Every entry must be repeated exactly. Exclude all pictures.

> **MATERIAL PROVIDED**
++++++++++

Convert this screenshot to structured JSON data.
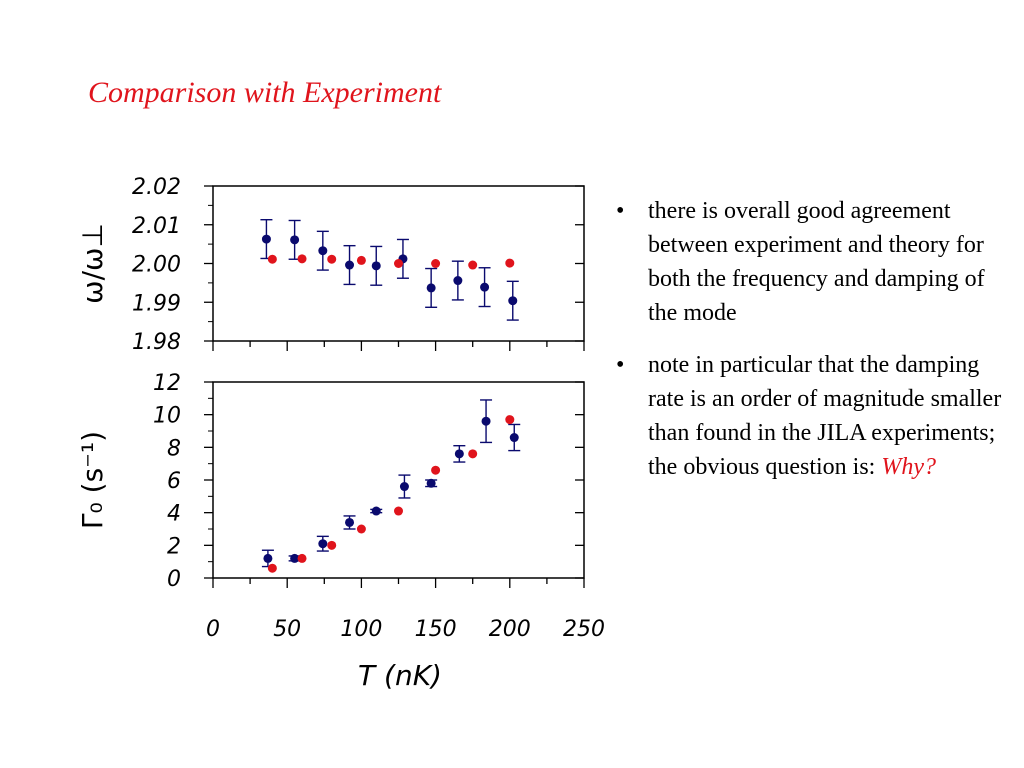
{
  "slide": {
    "title": "Comparison with Experiment",
    "bullets": [
      {
        "text": "there is overall good agreement between experiment and theory for both the frequency and damping of the mode"
      },
      {
        "text": "note in particular that the damping rate is an order of magnitude smaller than found in the JILA experiments; the obvious question is: ",
        "highlight": "Why?"
      }
    ],
    "bullet_glyph": "•"
  },
  "colors": {
    "title": "#e0141c",
    "experiment": "#0a0a6e",
    "theory": "#e0141c"
  },
  "chart_data": [
    {
      "type": "scatter",
      "ylabel": "ω/ω⊥",
      "xlim": [
        0,
        250
      ],
      "ylim": [
        1.98,
        2.02
      ],
      "yticks": [
        "2.02",
        "2.01",
        "2.00",
        "1.99",
        "1.98"
      ],
      "series": [
        {
          "kind": "experiment",
          "x": [
            36,
            55,
            74,
            92,
            110,
            128,
            147,
            165,
            183,
            202
          ],
          "y": [
            2.0063,
            2.0061,
            2.0033,
            1.9996,
            1.9994,
            2.0012,
            1.9937,
            1.9956,
            1.9939,
            1.9904
          ],
          "err": [
            0.005,
            0.005,
            0.005,
            0.005,
            0.005,
            0.005,
            0.005,
            0.005,
            0.005,
            0.005
          ]
        },
        {
          "kind": "theory",
          "x": [
            40,
            60,
            80,
            100,
            125,
            150,
            175,
            200
          ],
          "y": [
            2.0011,
            2.0012,
            2.0011,
            2.0008,
            2.0,
            2.0,
            1.9996,
            2.0001
          ]
        }
      ]
    },
    {
      "type": "scatter",
      "ylabel": "Γ₀ (s⁻¹)",
      "xlabel": "T (nK)",
      "xlim": [
        0,
        250
      ],
      "ylim": [
        0,
        12
      ],
      "xticks": [
        "0",
        "50",
        "100",
        "150",
        "200",
        "250"
      ],
      "yticks": [
        "12",
        "10",
        "8",
        "6",
        "4",
        "2",
        "0"
      ],
      "series": [
        {
          "kind": "experiment",
          "x": [
            37,
            55,
            74,
            92,
            110,
            129,
            147,
            166,
            184,
            203
          ],
          "y": [
            1.2,
            1.2,
            2.1,
            3.4,
            4.1,
            5.6,
            5.8,
            7.6,
            9.6,
            8.6
          ],
          "err": [
            0.5,
            0.15,
            0.45,
            0.4,
            0.1,
            0.7,
            0.2,
            0.5,
            1.3,
            0.8
          ]
        },
        {
          "kind": "theory",
          "x": [
            40,
            60,
            80,
            100,
            125,
            150,
            175,
            200
          ],
          "y": [
            0.6,
            1.2,
            2.0,
            3.0,
            4.1,
            6.6,
            7.6,
            9.7
          ]
        }
      ]
    }
  ]
}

++++++++++

> **RESULT OF THIS EXERCISE**
Convert this screenshot to structured JSON data.
{
  "slide": {
    "title": "Comparison with Experiment",
    "bullets": [
      {
        "text": "there is overall good agreement between experiment and theory for both the frequency and damping of the mode"
      },
      {
        "text": "note in particular that the damping rate is an order of magnitude smaller than found in the JILA experiments; the obvious question is: ",
        "highlight": "Why?"
      }
    ],
    "bullet_glyph": "•"
  },
  "colors": {
    "title": "#e0141c",
    "experiment": "#0a0a6e",
    "theory": "#e0141c"
  },
  "chart_data": [
    {
      "type": "scatter",
      "ylabel": "ω/ω⊥",
      "xlim": [
        0,
        250
      ],
      "ylim": [
        1.98,
        2.02
      ],
      "yticks": [
        "2.02",
        "2.01",
        "2.00",
        "1.99",
        "1.98"
      ],
      "series": [
        {
          "kind": "experiment",
          "x": [
            36,
            55,
            74,
            92,
            110,
            128,
            147,
            165,
            183,
            202
          ],
          "y": [
            2.0063,
            2.0061,
            2.0033,
            1.9996,
            1.9994,
            2.0012,
            1.9937,
            1.9956,
            1.9939,
            1.9904
          ],
          "err": [
            0.005,
            0.005,
            0.005,
            0.005,
            0.005,
            0.005,
            0.005,
            0.005,
            0.005,
            0.005
          ]
        },
        {
          "kind": "theory",
          "x": [
            40,
            60,
            80,
            100,
            125,
            150,
            175,
            200
          ],
          "y": [
            2.0011,
            2.0012,
            2.0011,
            2.0008,
            2.0,
            2.0,
            1.9996,
            2.0001
          ]
        }
      ]
    },
    {
      "type": "scatter",
      "ylabel": "Γ₀ (s⁻¹)",
      "xlabel": "T (nK)",
      "xlim": [
        0,
        250
      ],
      "ylim": [
        0,
        12
      ],
      "xticks": [
        "0",
        "50",
        "100",
        "150",
        "200",
        "250"
      ],
      "yticks": [
        "12",
        "10",
        "8",
        "6",
        "4",
        "2",
        "0"
      ],
      "series": [
        {
          "kind": "experiment",
          "x": [
            37,
            55,
            74,
            92,
            110,
            129,
            147,
            166,
            184,
            203
          ],
          "y": [
            1.2,
            1.2,
            2.1,
            3.4,
            4.1,
            5.6,
            5.8,
            7.6,
            9.6,
            8.6
          ],
          "err": [
            0.5,
            0.15,
            0.45,
            0.4,
            0.1,
            0.7,
            0.2,
            0.5,
            1.3,
            0.8
          ]
        },
        {
          "kind": "theory",
          "x": [
            40,
            60,
            80,
            100,
            125,
            150,
            175,
            200
          ],
          "y": [
            0.6,
            1.2,
            2.0,
            3.0,
            4.1,
            6.6,
            7.6,
            9.7
          ]
        }
      ]
    }
  ]
}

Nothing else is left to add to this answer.